--- start Information given ---

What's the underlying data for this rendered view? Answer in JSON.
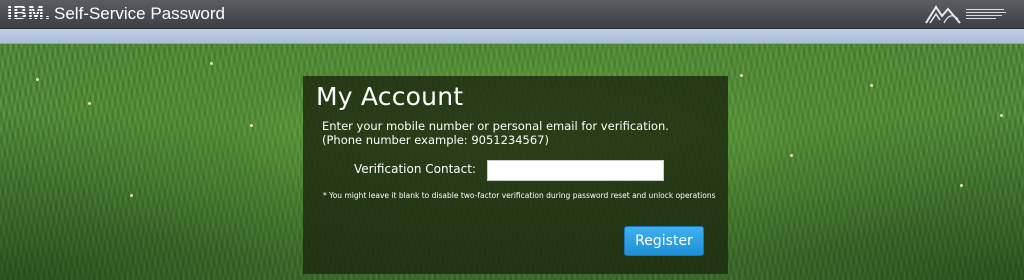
{
  "header": {
    "logo_text": "IBM.",
    "app_title": "Self-Service Password",
    "partner_logo": "organization-logo"
  },
  "account": {
    "title": "My Account",
    "description_line1": "Enter your mobile number or personal email for verification.",
    "description_line2": "(Phone number example: 9051234567)",
    "contact_label": "Verification Contact:",
    "contact_value": "",
    "note": "* You might leave it blank to disable two-factor verification during password reset and unlock operations",
    "register_label": "Register"
  },
  "colors": {
    "topbar": "#46494e",
    "subbar": "#b5c7df",
    "panel": "#1c2810",
    "button": "#2a9ee3"
  }
}
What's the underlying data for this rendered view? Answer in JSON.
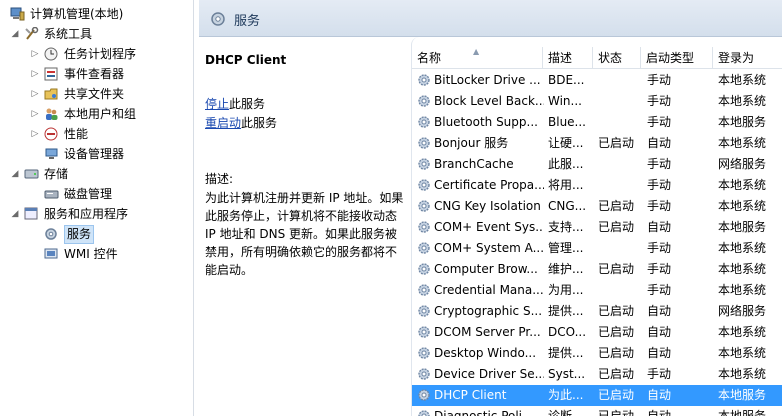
{
  "tree": {
    "root": "计算机管理(本地)",
    "items": [
      {
        "label": "系统工具",
        "level": 1,
        "arrow": "◢",
        "icon": "tools-icon"
      },
      {
        "label": "任务计划程序",
        "level": 2,
        "arrow": "▷",
        "icon": "clock-icon"
      },
      {
        "label": "事件查看器",
        "level": 2,
        "arrow": "▷",
        "icon": "event-viewer-icon"
      },
      {
        "label": "共享文件夹",
        "level": 2,
        "arrow": "▷",
        "icon": "shared-folder-icon"
      },
      {
        "label": "本地用户和组",
        "level": 2,
        "arrow": "▷",
        "icon": "users-icon"
      },
      {
        "label": "性能",
        "level": 2,
        "arrow": "▷",
        "icon": "performance-icon"
      },
      {
        "label": "设备管理器",
        "level": 2,
        "arrow": "",
        "icon": "device-manager-icon"
      },
      {
        "label": "存储",
        "level": 1,
        "arrow": "◢",
        "icon": "storage-icon"
      },
      {
        "label": "磁盘管理",
        "level": 2,
        "arrow": "",
        "icon": "disk-icon"
      },
      {
        "label": "服务和应用程序",
        "level": 1,
        "arrow": "◢",
        "icon": "services-apps-icon"
      },
      {
        "label": "服务",
        "level": 2,
        "arrow": "",
        "icon": "services-gear-icon",
        "selected": true
      },
      {
        "label": "WMI 控件",
        "level": 2,
        "arrow": "",
        "icon": "wmi-icon"
      }
    ]
  },
  "header": {
    "title": "服务"
  },
  "description_panel": {
    "service_name": "DHCP Client",
    "actions": [
      {
        "link": "停止",
        "suffix": "此服务"
      },
      {
        "link": "重启动",
        "suffix": "此服务"
      }
    ],
    "desc_label": "描述:",
    "desc_text": "为此计算机注册并更新 IP 地址。如果此服务停止，计算机将不能接收动态 IP 地址和 DNS 更新。如果此服务被禁用，所有明确依赖它的服务都将不能启动。"
  },
  "list": {
    "columns": [
      "名称",
      "描述",
      "状态",
      "启动类型",
      "登录为"
    ],
    "sort_indicator": "▲",
    "rows": [
      {
        "name": "BitLocker Drive ...",
        "desc": "BDE...",
        "status": "",
        "startup": "手动",
        "logon": "本地系统"
      },
      {
        "name": "Block Level Back...",
        "desc": "Win...",
        "status": "",
        "startup": "手动",
        "logon": "本地系统"
      },
      {
        "name": "Bluetooth Supp...",
        "desc": "Blue...",
        "status": "",
        "startup": "手动",
        "logon": "本地服务"
      },
      {
        "name": "Bonjour 服务",
        "desc": "让硬...",
        "status": "已启动",
        "startup": "自动",
        "logon": "本地系统"
      },
      {
        "name": "BranchCache",
        "desc": "此服...",
        "status": "",
        "startup": "手动",
        "logon": "网络服务"
      },
      {
        "name": "Certificate Propa...",
        "desc": "将用...",
        "status": "",
        "startup": "手动",
        "logon": "本地系统"
      },
      {
        "name": "CNG Key Isolation",
        "desc": "CNG...",
        "status": "已启动",
        "startup": "手动",
        "logon": "本地系统"
      },
      {
        "name": "COM+ Event Sys...",
        "desc": "支持...",
        "status": "已启动",
        "startup": "自动",
        "logon": "本地服务"
      },
      {
        "name": "COM+ System A...",
        "desc": "管理...",
        "status": "",
        "startup": "手动",
        "logon": "本地系统"
      },
      {
        "name": "Computer Brow...",
        "desc": "维护...",
        "status": "已启动",
        "startup": "手动",
        "logon": "本地系统"
      },
      {
        "name": "Credential Mana...",
        "desc": "为用...",
        "status": "",
        "startup": "手动",
        "logon": "本地系统"
      },
      {
        "name": "Cryptographic S...",
        "desc": "提供...",
        "status": "已启动",
        "startup": "自动",
        "logon": "网络服务"
      },
      {
        "name": "DCOM Server Pr...",
        "desc": "DCO...",
        "status": "已启动",
        "startup": "自动",
        "logon": "本地系统"
      },
      {
        "name": "Desktop Windo...",
        "desc": "提供...",
        "status": "已启动",
        "startup": "自动",
        "logon": "本地系统"
      },
      {
        "name": "Device Driver Se...",
        "desc": "Syst...",
        "status": "已启动",
        "startup": "手动",
        "logon": "本地系统"
      },
      {
        "name": "DHCP Client",
        "desc": "为此...",
        "status": "已启动",
        "startup": "自动",
        "logon": "本地服务",
        "selected": true
      },
      {
        "name": "Diagnostic Poli...",
        "desc": "诊断...",
        "status": "已启动",
        "startup": "自动",
        "logon": "本地服务"
      }
    ]
  },
  "colors": {
    "selection": "#3399ff",
    "link": "#1a49b0",
    "header_text": "#1e395b"
  }
}
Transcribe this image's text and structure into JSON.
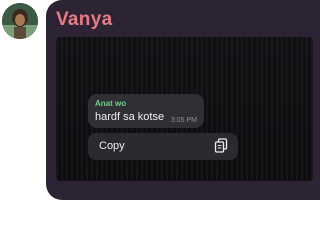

--- end Information given ---

**Exercise details**
Transcribe the whole listing exactly. Pictures stay out of your copy.

**Expected output**
What's the underlying data for this rendered view? Answer in JSON.
{
  "header": {
    "logo_text": "IBM.",
    "app_title": "Self-Service Password",
    "partner_logo": "organization-logo"
  },
  "account": {
    "title": "My Account",
    "description_line1": "Enter your mobile number or personal email for verification.",
    "description_line2": "(Phone number example: 9051234567)",
    "contact_label": "Verification Contact:",
    "contact_value": "",
    "note": "* You might leave it blank to disable two-factor verification during password reset and unlock operations",
    "register_label": "Register"
  },
  "colors": {
    "topbar": "#46494e",
    "subbar": "#b5c7df",
    "panel": "#1c2810",
    "button": "#2a9ee3"
  }
}
What's the underlying data for this rendered view? Answer in JSON.
{
  "tree": {
    "root": "计算机管理(本地)",
    "items": [
      {
        "label": "系统工具",
        "level": 1,
        "arrow": "◢",
        "icon": "tools-icon"
      },
      {
        "label": "任务计划程序",
        "level": 2,
        "arrow": "▷",
        "icon": "clock-icon"
      },
      {
        "label": "事件查看器",
        "level": 2,
        "arrow": "▷",
        "icon": "event-viewer-icon"
      },
      {
        "label": "共享文件夹",
        "level": 2,
        "arrow": "▷",
        "icon": "shared-folder-icon"
      },
      {
        "label": "本地用户和组",
        "level": 2,
        "arrow": "▷",
        "icon": "users-icon"
      },
      {
        "label": "性能",
        "level": 2,
        "arrow": "▷",
        "icon": "performance-icon"
      },
      {
        "label": "设备管理器",
        "level": 2,
        "arrow": "",
        "icon": "device-manager-icon"
      },
      {
        "label": "存储",
        "level": 1,
        "arrow": "◢",
        "icon": "storage-icon"
      },
      {
        "label": "磁盘管理",
        "level": 2,
        "arrow": "",
        "icon": "disk-icon"
      },
      {
        "label": "服务和应用程序",
        "level": 1,
        "arrow": "◢",
        "icon": "services-apps-icon"
      },
      {
        "label": "服务",
        "level": 2,
        "arrow": "",
        "icon": "services-gear-icon",
        "selected": true
      },
      {
        "label": "WMI 控件",
        "level": 2,
        "arrow": "",
        "icon": "wmi-icon"
      }
    ]
  },
  "header": {
    "title": "服务"
  },
  "description_panel": {
    "service_name": "DHCP Client",
    "actions": [
      {
        "link": "停止",
        "suffix": "此服务"
      },
      {
        "link": "重启动",
        "suffix": "此服务"
      }
    ],
    "desc_label": "描述:",
    "desc_text": "为此计算机注册并更新 IP 地址。如果此服务停止，计算机将不能接收动态 IP 地址和 DNS 更新。如果此服务被禁用，所有明确依赖它的服务都将不能启动。"
  },
  "list": {
    "columns": [
      "名称",
      "描述",
      "状态",
      "启动类型",
      "登录为"
    ],
    "sort_indicator": "▲",
    "rows": [
      {
        "name": "BitLocker Drive ...",
        "desc": "BDE...",
        "status": "",
        "startup": "手动",
        "logon": "本地系统"
      },
      {
        "name": "Block Level Back...",
        "desc": "Win...",
        "status": "",
        "startup": "手动",
        "logon": "本地系统"
      },
      {
        "name": "Bluetooth Supp...",
        "desc": "Blue...",
        "status": "",
        "startup": "手动",
        "logon": "本地服务"
      },
      {
        "name": "Bonjour 服务",
        "desc": "让硬...",
        "status": "已启动",
        "startup": "自动",
        "logon": "本地系统"
      },
      {
        "name": "BranchCache",
        "desc": "此服...",
        "status": "",
        "startup": "手动",
        "logon": "网络服务"
      },
      {
        "name": "Certificate Propa...",
        "desc": "将用...",
        "status": "",
        "startup": "手动",
        "logon": "本地系统"
      },
      {
        "name": "CNG Key Isolation",
        "desc": "CNG...",
        "status": "已启动",
        "startup": "手动",
        "logon": "本地系统"
      },
      {
        "name": "COM+ Event Sys...",
        "desc": "支持...",
        "status": "已启动",
        "startup": "自动",
        "logon": "本地服务"
      },
      {
        "name": "COM+ System A...",
        "desc": "管理...",
        "status": "",
        "startup": "手动",
        "logon": "本地系统"
      },
      {
        "name": "Computer Brow...",
        "desc": "维护...",
        "status": "已启动",
        "startup": "手动",
        "logon": "本地系统"
      },
      {
        "name": "Credential Mana...",
        "desc": "为用...",
        "status": "",
        "startup": "手动",
        "logon": "本地系统"
      },
      {
        "name": "Cryptographic S...",
        "desc": "提供...",
        "status": "已启动",
        "startup": "自动",
        "logon": "网络服务"
      },
      {
        "name": "DCOM Server Pr...",
        "desc": "DCO...",
        "status": "已启动",
        "startup": "自动",
        "logon": "本地系统"
      },
      {
        "name": "Desktop Windo...",
        "desc": "提供...",
        "status": "已启动",
        "startup": "自动",
        "logon": "本地系统"
      },
      {
        "name": "Device Driver Se...",
        "desc": "Syst...",
        "status": "已启动",
        "startup": "手动",
        "logon": "本地系统"
      },
      {
        "name": "DHCP Client",
        "desc": "为此...",
        "status": "已启动",
        "startup": "自动",
        "logon": "本地服务",
        "selected": true
      },
      {
        "name": "Diagnostic Poli...",
        "desc": "诊断...",
        "status": "已启动",
        "startup": "自动",
        "logon": "本地服务"
      }
    ]
  },
  "colors": {
    "selection": "#3399ff",
    "link": "#1a49b0",
    "header_text": "#1e395b"
  }
}
Transcribe this image's text and structure into JSON.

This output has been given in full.